(Recorded data)
- - - - - - -

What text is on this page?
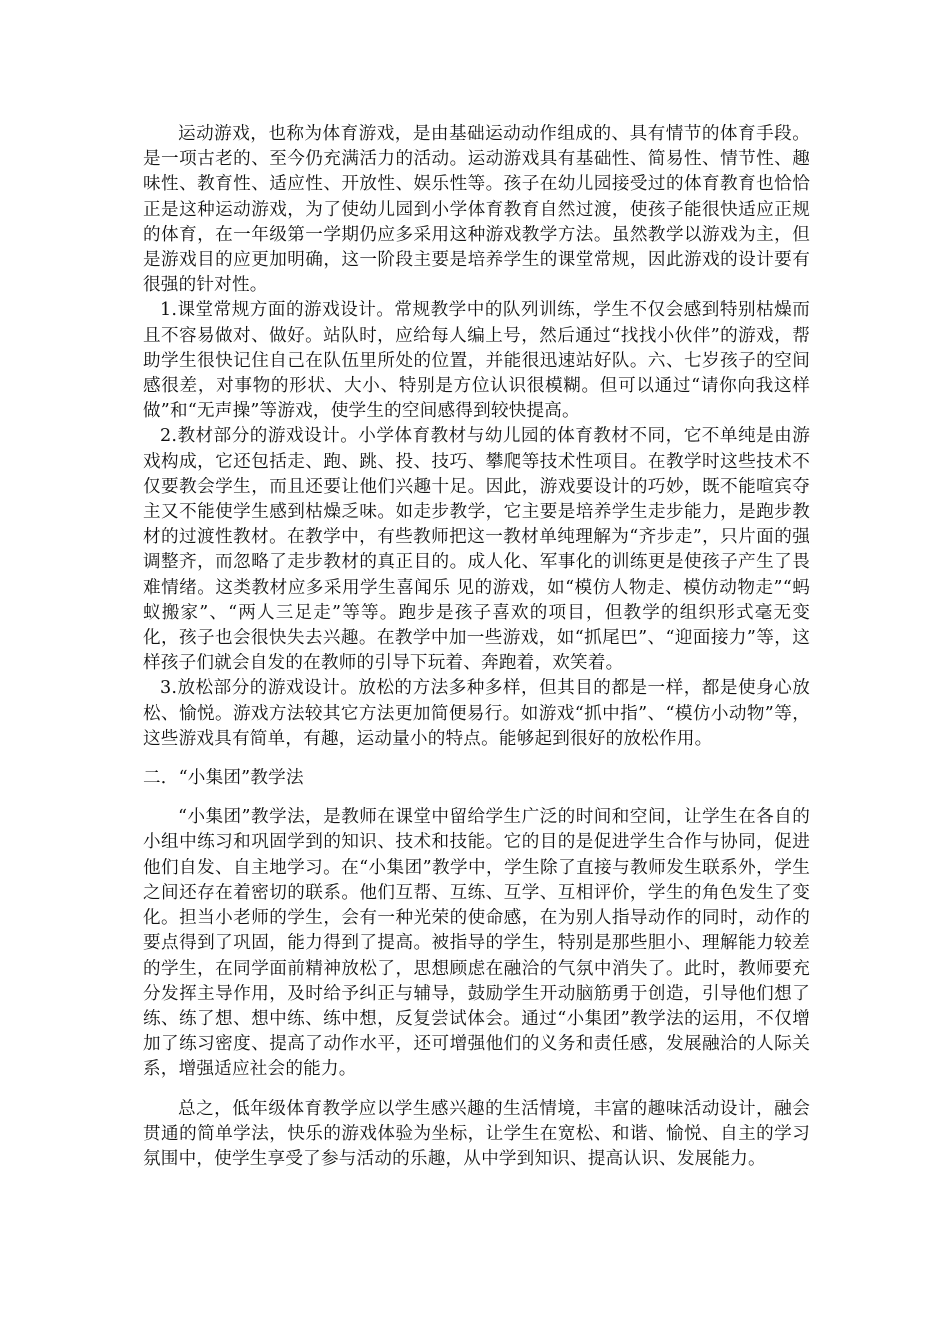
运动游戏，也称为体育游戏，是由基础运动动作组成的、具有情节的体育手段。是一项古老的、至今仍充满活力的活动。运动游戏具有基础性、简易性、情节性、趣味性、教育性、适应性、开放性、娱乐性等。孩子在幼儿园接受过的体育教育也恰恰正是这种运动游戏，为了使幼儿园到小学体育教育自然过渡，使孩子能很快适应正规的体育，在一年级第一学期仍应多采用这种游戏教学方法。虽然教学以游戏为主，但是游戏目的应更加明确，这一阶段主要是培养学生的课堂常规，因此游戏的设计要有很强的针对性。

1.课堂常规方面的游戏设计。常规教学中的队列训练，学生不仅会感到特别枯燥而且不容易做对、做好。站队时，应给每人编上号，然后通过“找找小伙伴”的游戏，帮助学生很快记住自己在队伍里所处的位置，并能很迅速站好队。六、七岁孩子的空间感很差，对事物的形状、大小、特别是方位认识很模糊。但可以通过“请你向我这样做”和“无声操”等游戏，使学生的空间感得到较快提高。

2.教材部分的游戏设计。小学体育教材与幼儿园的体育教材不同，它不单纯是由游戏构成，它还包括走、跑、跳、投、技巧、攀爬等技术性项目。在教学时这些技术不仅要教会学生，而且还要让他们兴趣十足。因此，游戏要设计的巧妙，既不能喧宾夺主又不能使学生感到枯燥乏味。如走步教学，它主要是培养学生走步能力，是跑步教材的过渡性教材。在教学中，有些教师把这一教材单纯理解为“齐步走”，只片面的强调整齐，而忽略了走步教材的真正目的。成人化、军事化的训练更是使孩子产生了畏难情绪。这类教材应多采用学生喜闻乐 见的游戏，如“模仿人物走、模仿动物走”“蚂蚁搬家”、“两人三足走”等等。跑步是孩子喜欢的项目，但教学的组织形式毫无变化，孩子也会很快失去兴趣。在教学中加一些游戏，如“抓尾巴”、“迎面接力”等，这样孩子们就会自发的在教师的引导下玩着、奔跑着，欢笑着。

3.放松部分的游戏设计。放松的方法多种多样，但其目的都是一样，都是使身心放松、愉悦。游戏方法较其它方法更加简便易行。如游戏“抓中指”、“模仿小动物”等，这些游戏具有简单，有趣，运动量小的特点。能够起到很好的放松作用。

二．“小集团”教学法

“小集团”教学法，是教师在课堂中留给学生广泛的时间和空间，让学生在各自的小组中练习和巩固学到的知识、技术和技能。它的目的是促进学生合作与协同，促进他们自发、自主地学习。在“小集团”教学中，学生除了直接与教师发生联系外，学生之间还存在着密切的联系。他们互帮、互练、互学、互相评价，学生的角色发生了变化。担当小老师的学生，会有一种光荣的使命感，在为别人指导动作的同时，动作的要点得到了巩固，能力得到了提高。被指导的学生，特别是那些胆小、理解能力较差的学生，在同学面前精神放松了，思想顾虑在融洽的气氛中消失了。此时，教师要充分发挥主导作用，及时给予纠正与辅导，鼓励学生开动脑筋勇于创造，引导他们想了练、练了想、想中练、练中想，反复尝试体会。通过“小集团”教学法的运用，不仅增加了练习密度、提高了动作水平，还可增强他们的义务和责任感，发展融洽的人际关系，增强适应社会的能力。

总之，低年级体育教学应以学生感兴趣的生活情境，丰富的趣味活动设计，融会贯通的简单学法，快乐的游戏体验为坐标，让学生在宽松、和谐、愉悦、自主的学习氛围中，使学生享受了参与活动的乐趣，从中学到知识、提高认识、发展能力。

- - - - - - -

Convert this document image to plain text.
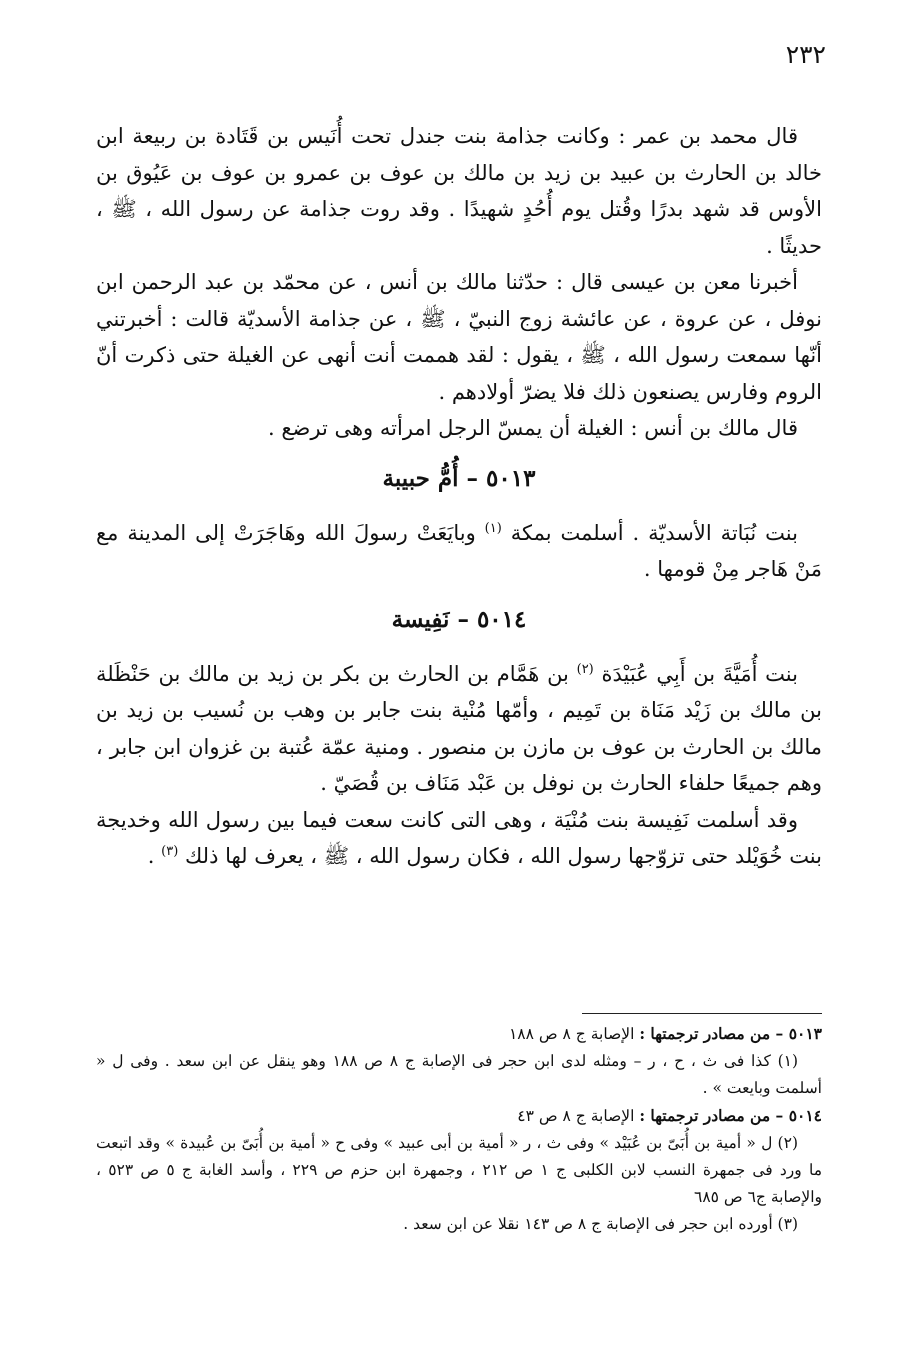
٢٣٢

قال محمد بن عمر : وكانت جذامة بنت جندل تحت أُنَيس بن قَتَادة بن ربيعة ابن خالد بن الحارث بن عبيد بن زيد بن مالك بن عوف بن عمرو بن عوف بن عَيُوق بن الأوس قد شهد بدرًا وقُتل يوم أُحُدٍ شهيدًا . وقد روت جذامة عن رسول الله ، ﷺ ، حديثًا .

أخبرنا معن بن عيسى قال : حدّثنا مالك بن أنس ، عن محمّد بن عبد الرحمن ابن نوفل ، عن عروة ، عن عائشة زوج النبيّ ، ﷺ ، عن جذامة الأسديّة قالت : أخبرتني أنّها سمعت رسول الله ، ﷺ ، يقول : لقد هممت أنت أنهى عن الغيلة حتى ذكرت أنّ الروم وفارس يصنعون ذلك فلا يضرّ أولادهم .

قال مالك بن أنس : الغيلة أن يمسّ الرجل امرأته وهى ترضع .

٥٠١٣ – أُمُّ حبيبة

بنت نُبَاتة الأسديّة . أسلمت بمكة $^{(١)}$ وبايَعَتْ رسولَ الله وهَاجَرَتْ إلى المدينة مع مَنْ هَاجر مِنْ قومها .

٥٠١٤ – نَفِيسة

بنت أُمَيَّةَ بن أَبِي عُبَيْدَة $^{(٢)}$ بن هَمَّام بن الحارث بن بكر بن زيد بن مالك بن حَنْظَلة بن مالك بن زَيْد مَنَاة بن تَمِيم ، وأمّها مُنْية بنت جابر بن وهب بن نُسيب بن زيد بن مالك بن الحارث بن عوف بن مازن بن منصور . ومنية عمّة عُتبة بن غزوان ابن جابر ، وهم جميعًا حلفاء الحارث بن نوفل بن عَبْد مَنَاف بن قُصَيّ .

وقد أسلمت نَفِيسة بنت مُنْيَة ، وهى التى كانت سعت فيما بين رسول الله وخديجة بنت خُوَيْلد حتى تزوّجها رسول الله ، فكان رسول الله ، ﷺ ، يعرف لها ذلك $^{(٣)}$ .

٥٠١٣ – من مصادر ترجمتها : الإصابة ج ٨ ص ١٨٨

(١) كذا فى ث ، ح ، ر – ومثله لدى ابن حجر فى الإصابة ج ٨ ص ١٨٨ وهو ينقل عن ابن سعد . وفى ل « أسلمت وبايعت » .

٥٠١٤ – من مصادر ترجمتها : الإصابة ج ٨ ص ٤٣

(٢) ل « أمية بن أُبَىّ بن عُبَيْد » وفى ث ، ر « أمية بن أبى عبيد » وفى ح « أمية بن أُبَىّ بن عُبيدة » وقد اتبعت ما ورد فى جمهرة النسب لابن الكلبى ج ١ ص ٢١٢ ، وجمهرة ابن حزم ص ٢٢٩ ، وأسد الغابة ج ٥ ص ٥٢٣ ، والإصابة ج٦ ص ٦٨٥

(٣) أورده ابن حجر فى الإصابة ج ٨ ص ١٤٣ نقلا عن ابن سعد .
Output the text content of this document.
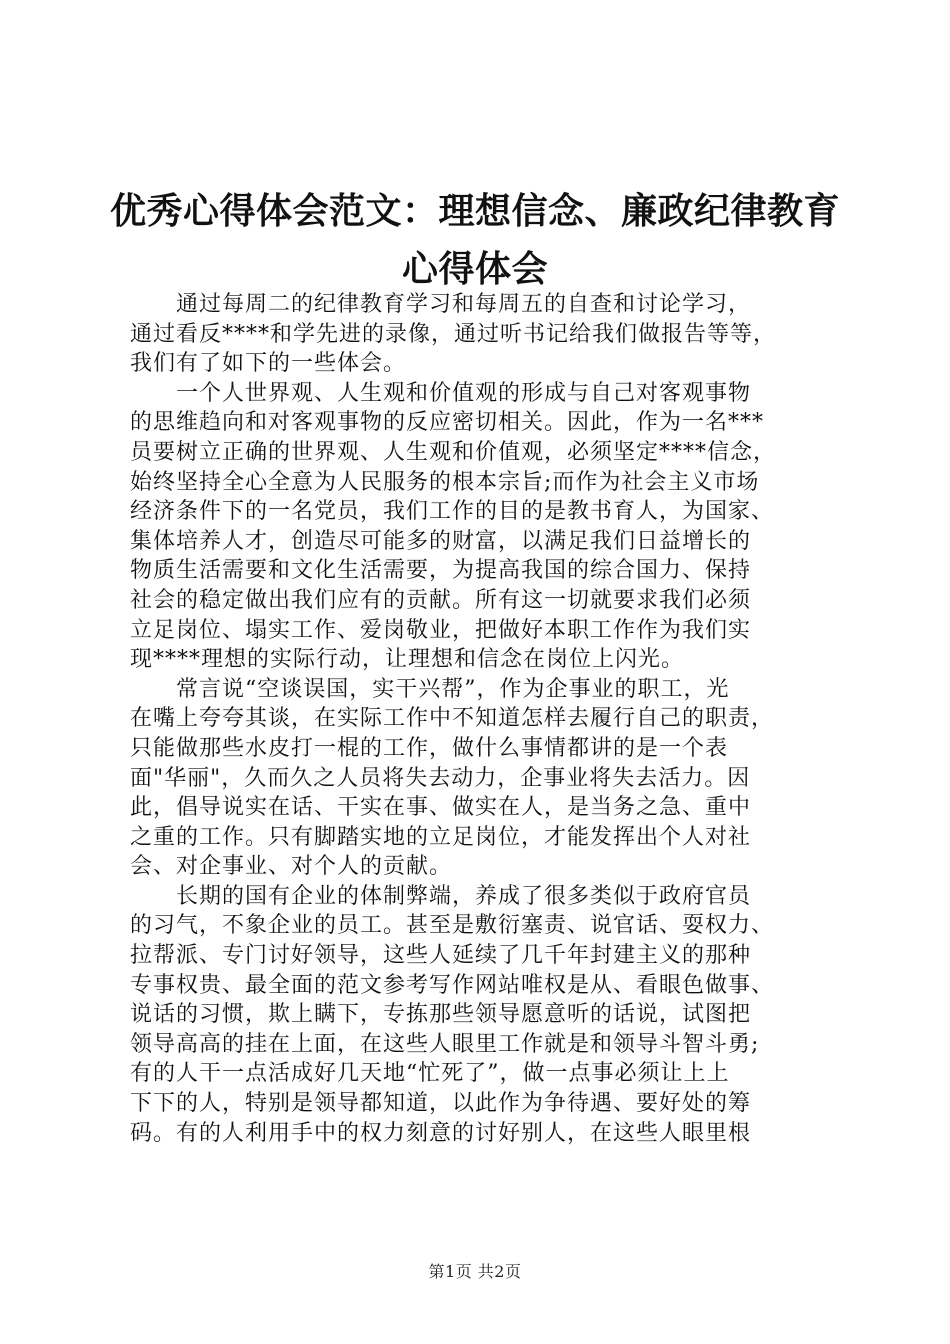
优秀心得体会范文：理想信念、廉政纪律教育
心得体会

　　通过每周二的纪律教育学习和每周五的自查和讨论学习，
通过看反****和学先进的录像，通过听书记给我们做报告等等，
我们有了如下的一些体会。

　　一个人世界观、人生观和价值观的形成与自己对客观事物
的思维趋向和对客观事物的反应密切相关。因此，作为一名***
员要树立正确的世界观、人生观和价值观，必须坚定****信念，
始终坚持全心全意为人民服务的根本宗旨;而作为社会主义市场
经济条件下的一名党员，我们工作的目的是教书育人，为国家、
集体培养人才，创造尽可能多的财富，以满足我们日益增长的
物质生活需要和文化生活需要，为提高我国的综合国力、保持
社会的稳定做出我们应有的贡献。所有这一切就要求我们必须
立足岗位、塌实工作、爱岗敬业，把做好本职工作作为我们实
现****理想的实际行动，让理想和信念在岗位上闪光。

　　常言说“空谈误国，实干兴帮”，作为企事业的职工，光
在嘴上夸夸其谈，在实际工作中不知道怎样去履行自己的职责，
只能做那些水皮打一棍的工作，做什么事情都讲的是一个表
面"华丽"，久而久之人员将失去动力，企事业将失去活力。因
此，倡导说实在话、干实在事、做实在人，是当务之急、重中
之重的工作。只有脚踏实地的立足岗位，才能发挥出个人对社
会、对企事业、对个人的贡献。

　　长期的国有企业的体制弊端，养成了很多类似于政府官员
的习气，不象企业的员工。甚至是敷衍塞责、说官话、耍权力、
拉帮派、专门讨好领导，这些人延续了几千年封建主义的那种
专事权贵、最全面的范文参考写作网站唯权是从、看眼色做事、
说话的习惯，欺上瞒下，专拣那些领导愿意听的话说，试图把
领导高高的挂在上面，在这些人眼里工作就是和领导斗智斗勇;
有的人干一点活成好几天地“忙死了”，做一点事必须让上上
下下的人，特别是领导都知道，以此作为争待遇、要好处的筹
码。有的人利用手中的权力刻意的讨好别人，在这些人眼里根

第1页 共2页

- - - - - - -

◆ **Your objective**:
Within the entries above, work out how many lines contain the word "الغيلة". The number alone is the answer.

◆ **The output**:
2